OBJECTIVE: A verbatim copy of the records is required, with all pictures left out.
****************************************
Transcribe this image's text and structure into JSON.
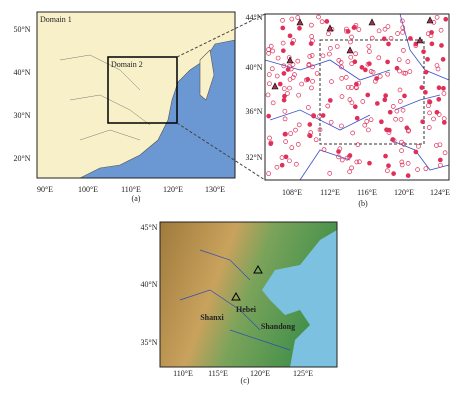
{
  "panels": [
    {
      "caption": "(a)",
      "lat_labels": [
        "50°N",
        "40°N",
        "30°N",
        "20°N"
      ],
      "lon_labels": [
        "90°E",
        "100°E",
        "110°E",
        "120°E",
        "130°E"
      ],
      "domain_labels": [
        "Domain 1",
        "Domain 2"
      ]
    },
    {
      "caption": "(b)",
      "lat_labels": [
        "44°N",
        "40°N",
        "36°N",
        "32°N"
      ],
      "lon_labels": [
        "108°E",
        "112°E",
        "116°E",
        "120°E",
        "124°E"
      ]
    },
    {
      "caption": "(c)",
      "lat_labels": [
        "45°N",
        "40°N",
        "35°N"
      ],
      "lon_labels": [
        "110°E",
        "115°E",
        "120°E",
        "125°E"
      ],
      "place_labels": [
        "Hebei",
        "Shandong",
        "Shanxi"
      ]
    }
  ]
}
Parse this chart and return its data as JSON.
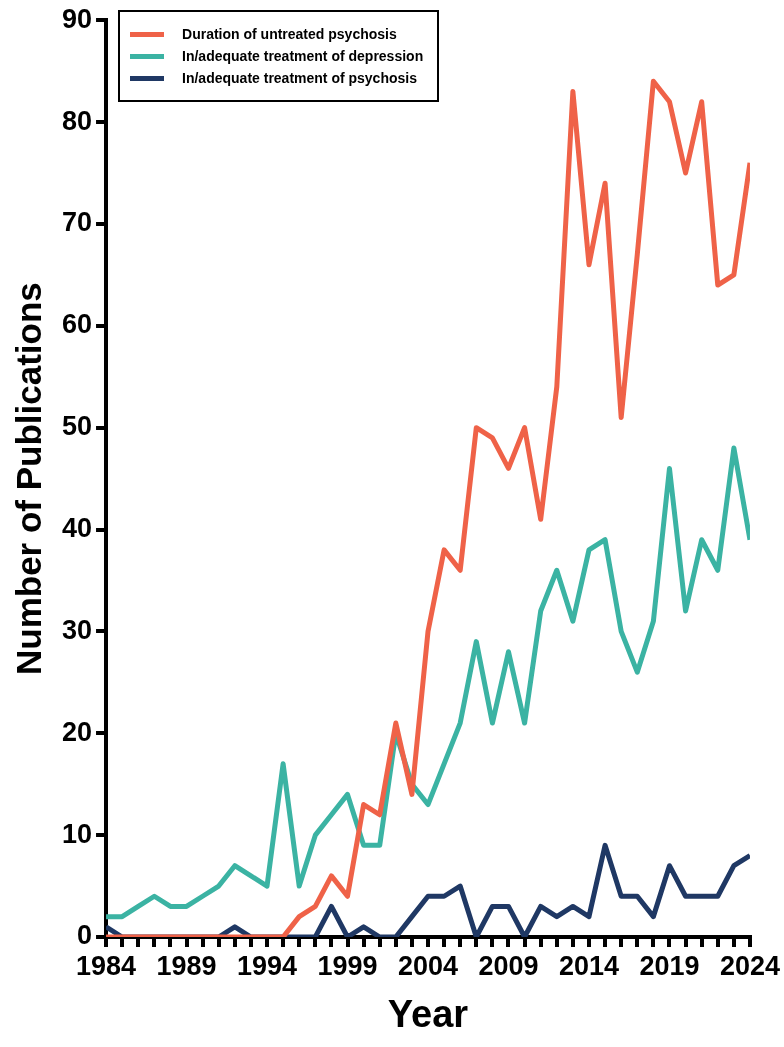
{
  "chart_data": {
    "type": "line",
    "xlabel": "Year",
    "ylabel": "Number of Publications",
    "x": [
      1984,
      1985,
      1986,
      1987,
      1988,
      1989,
      1990,
      1991,
      1992,
      1993,
      1994,
      1995,
      1996,
      1997,
      1998,
      1999,
      2000,
      2001,
      2002,
      2003,
      2004,
      2005,
      2006,
      2007,
      2008,
      2009,
      2010,
      2011,
      2012,
      2013,
      2014,
      2015,
      2016,
      2017,
      2018,
      2019,
      2020,
      2021,
      2022,
      2023,
      2024
    ],
    "series": [
      {
        "name": "Duration of untreated psychosis",
        "color": "#ef6248",
        "values": [
          0,
          0,
          0,
          0,
          0,
          0,
          0,
          0,
          0,
          0,
          0,
          0,
          2,
          3,
          6,
          4,
          13,
          12,
          21,
          14,
          30,
          38,
          36,
          50,
          49,
          46,
          50,
          41,
          54,
          83,
          66,
          74,
          51,
          67,
          84,
          82,
          75,
          82,
          64,
          65,
          76
        ]
      },
      {
        "name": "In/adequate treatment of depression",
        "color": "#3bb3a3",
        "values": [
          2,
          2,
          3,
          4,
          3,
          3,
          4,
          5,
          7,
          6,
          5,
          17,
          5,
          10,
          12,
          14,
          9,
          9,
          20,
          15,
          13,
          17,
          21,
          29,
          21,
          28,
          21,
          32,
          36,
          31,
          38,
          39,
          30,
          26,
          31,
          46,
          32,
          39,
          36,
          48,
          39
        ]
      },
      {
        "name": "In/adequate treatment of psychosis",
        "color": "#1f3864",
        "values": [
          1,
          0,
          0,
          0,
          0,
          0,
          0,
          0,
          1,
          0,
          0,
          0,
          0,
          0,
          3,
          0,
          1,
          0,
          0,
          2,
          4,
          4,
          5,
          0,
          3,
          3,
          0,
          3,
          2,
          3,
          2,
          9,
          4,
          4,
          2,
          7,
          4,
          4,
          4,
          7,
          8
        ]
      }
    ],
    "xlim": [
      1984,
      2024
    ],
    "xticks": [
      1984,
      {
        "value": 1985,
        "label": null
      },
      {
        "value": 1986,
        "label": null
      },
      {
        "value": 1987,
        "label": null
      },
      {
        "value": 1988,
        "label": null
      },
      1989,
      {
        "value": 1990,
        "label": null
      },
      {
        "value": 1991,
        "label": null
      },
      {
        "value": 1992,
        "label": null
      },
      {
        "value": 1993,
        "label": null
      },
      1994,
      {
        "value": 1995,
        "label": null
      },
      {
        "value": 1996,
        "label": null
      },
      {
        "value": 1997,
        "label": null
      },
      {
        "value": 1998,
        "label": null
      },
      1999,
      {
        "value": 2000,
        "label": null
      },
      {
        "value": 2001,
        "label": null
      },
      {
        "value": 2002,
        "label": null
      },
      {
        "value": 2003,
        "label": null
      },
      2004,
      {
        "value": 2005,
        "label": null
      },
      {
        "value": 2006,
        "label": null
      },
      {
        "value": 2007,
        "label": null
      },
      {
        "value": 2008,
        "label": null
      },
      2009,
      {
        "value": 2010,
        "label": null
      },
      {
        "value": 2011,
        "label": null
      },
      {
        "value": 2012,
        "label": null
      },
      {
        "value": 2013,
        "label": null
      },
      2014,
      {
        "value": 2015,
        "label": null
      },
      {
        "value": 2016,
        "label": null
      },
      {
        "value": 2017,
        "label": null
      },
      {
        "value": 2018,
        "label": null
      },
      2019,
      {
        "value": 2020,
        "label": null
      },
      {
        "value": 2021,
        "label": null
      },
      {
        "value": 2022,
        "label": null
      },
      {
        "value": 2023,
        "label": null
      },
      2024
    ],
    "ylim": [
      0,
      90
    ],
    "yticks": [
      0,
      10,
      20,
      30,
      40,
      50,
      60,
      70,
      80,
      90
    ],
    "grid": false,
    "legend": "top left",
    "marker": "none",
    "line_style": "solid"
  }
}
****************************************
FINAL RESULT:
Transcribe this image's text and structure into JSON.
{
  "panels": [
    {
      "caption": "(a)",
      "lat_labels": [
        "50°N",
        "40°N",
        "30°N",
        "20°N"
      ],
      "lon_labels": [
        "90°E",
        "100°E",
        "110°E",
        "120°E",
        "130°E"
      ],
      "domain_labels": [
        "Domain 1",
        "Domain 2"
      ]
    },
    {
      "caption": "(b)",
      "lat_labels": [
        "44°N",
        "40°N",
        "36°N",
        "32°N"
      ],
      "lon_labels": [
        "108°E",
        "112°E",
        "116°E",
        "120°E",
        "124°E"
      ]
    },
    {
      "caption": "(c)",
      "lat_labels": [
        "45°N",
        "40°N",
        "35°N"
      ],
      "lon_labels": [
        "110°E",
        "115°E",
        "120°E",
        "125°E"
      ],
      "place_labels": [
        "Hebei",
        "Shandong",
        "Shanxi"
      ]
    }
  ]
}
Parse this chart and return its data as JSON.
{
  "chart_data": {
    "type": "line",
    "xlabel": "Year",
    "ylabel": "Number of Publications",
    "x": [
      1984,
      1985,
      1986,
      1987,
      1988,
      1989,
      1990,
      1991,
      1992,
      1993,
      1994,
      1995,
      1996,
      1997,
      1998,
      1999,
      2000,
      2001,
      2002,
      2003,
      2004,
      2005,
      2006,
      2007,
      2008,
      2009,
      2010,
      2011,
      2012,
      2013,
      2014,
      2015,
      2016,
      2017,
      2018,
      2019,
      2020,
      2021,
      2022,
      2023,
      2024
    ],
    "series": [
      {
        "name": "Duration of untreated psychosis",
        "color": "#ef6248",
        "values": [
          0,
          0,
          0,
          0,
          0,
          0,
          0,
          0,
          0,
          0,
          0,
          0,
          2,
          3,
          6,
          4,
          13,
          12,
          21,
          14,
          30,
          38,
          36,
          50,
          49,
          46,
          50,
          41,
          54,
          83,
          66,
          74,
          51,
          67,
          84,
          82,
          75,
          82,
          64,
          65,
          76
        ]
      },
      {
        "name": "In/adequate treatment of depression",
        "color": "#3bb3a3",
        "values": [
          2,
          2,
          3,
          4,
          3,
          3,
          4,
          5,
          7,
          6,
          5,
          17,
          5,
          10,
          12,
          14,
          9,
          9,
          20,
          15,
          13,
          17,
          21,
          29,
          21,
          28,
          21,
          32,
          36,
          31,
          38,
          39,
          30,
          26,
          31,
          46,
          32,
          39,
          36,
          48,
          39
        ]
      },
      {
        "name": "In/adequate treatment of psychosis",
        "color": "#1f3864",
        "values": [
          1,
          0,
          0,
          0,
          0,
          0,
          0,
          0,
          1,
          0,
          0,
          0,
          0,
          0,
          3,
          0,
          1,
          0,
          0,
          2,
          4,
          4,
          5,
          0,
          3,
          3,
          0,
          3,
          2,
          3,
          2,
          9,
          4,
          4,
          2,
          7,
          4,
          4,
          4,
          7,
          8
        ]
      }
    ],
    "xlim": [
      1984,
      2024
    ],
    "xticks": [
      1984,
      {
        "value": 1985,
        "label": null
      },
      {
        "value": 1986,
        "label": null
      },
      {
        "value": 1987,
        "label": null
      },
      {
        "value": 1988,
        "label": null
      },
      1989,
      {
        "value": 1990,
        "label": null
      },
      {
        "value": 1991,
        "label": null
      },
      {
        "value": 1992,
        "label": null
      },
      {
        "value": 1993,
        "label": null
      },
      1994,
      {
        "value": 1995,
        "label": null
      },
      {
        "value": 1996,
        "label": null
      },
      {
        "value": 1997,
        "label": null
      },
      {
        "value": 1998,
        "label": null
      },
      1999,
      {
        "value": 2000,
        "label": null
      },
      {
        "value": 2001,
        "label": null
      },
      {
        "value": 2002,
        "label": null
      },
      {
        "value": 2003,
        "label": null
      },
      2004,
      {
        "value": 2005,
        "label": null
      },
      {
        "value": 2006,
        "label": null
      },
      {
        "value": 2007,
        "label": null
      },
      {
        "value": 2008,
        "label": null
      },
      2009,
      {
        "value": 2010,
        "label": null
      },
      {
        "value": 2011,
        "label": null
      },
      {
        "value": 2012,
        "label": null
      },
      {
        "value": 2013,
        "label": null
      },
      2014,
      {
        "value": 2015,
        "label": null
      },
      {
        "value": 2016,
        "label": null
      },
      {
        "value": 2017,
        "label": null
      },
      {
        "value": 2018,
        "label": null
      },
      2019,
      {
        "value": 2020,
        "label": null
      },
      {
        "value": 2021,
        "label": null
      },
      {
        "value": 2022,
        "label": null
      },
      {
        "value": 2023,
        "label": null
      },
      2024
    ],
    "ylim": [
      0,
      90
    ],
    "yticks": [
      0,
      10,
      20,
      30,
      40,
      50,
      60,
      70,
      80,
      90
    ],
    "grid": false,
    "legend": "top left",
    "marker": "none",
    "line_style": "solid"
  }
}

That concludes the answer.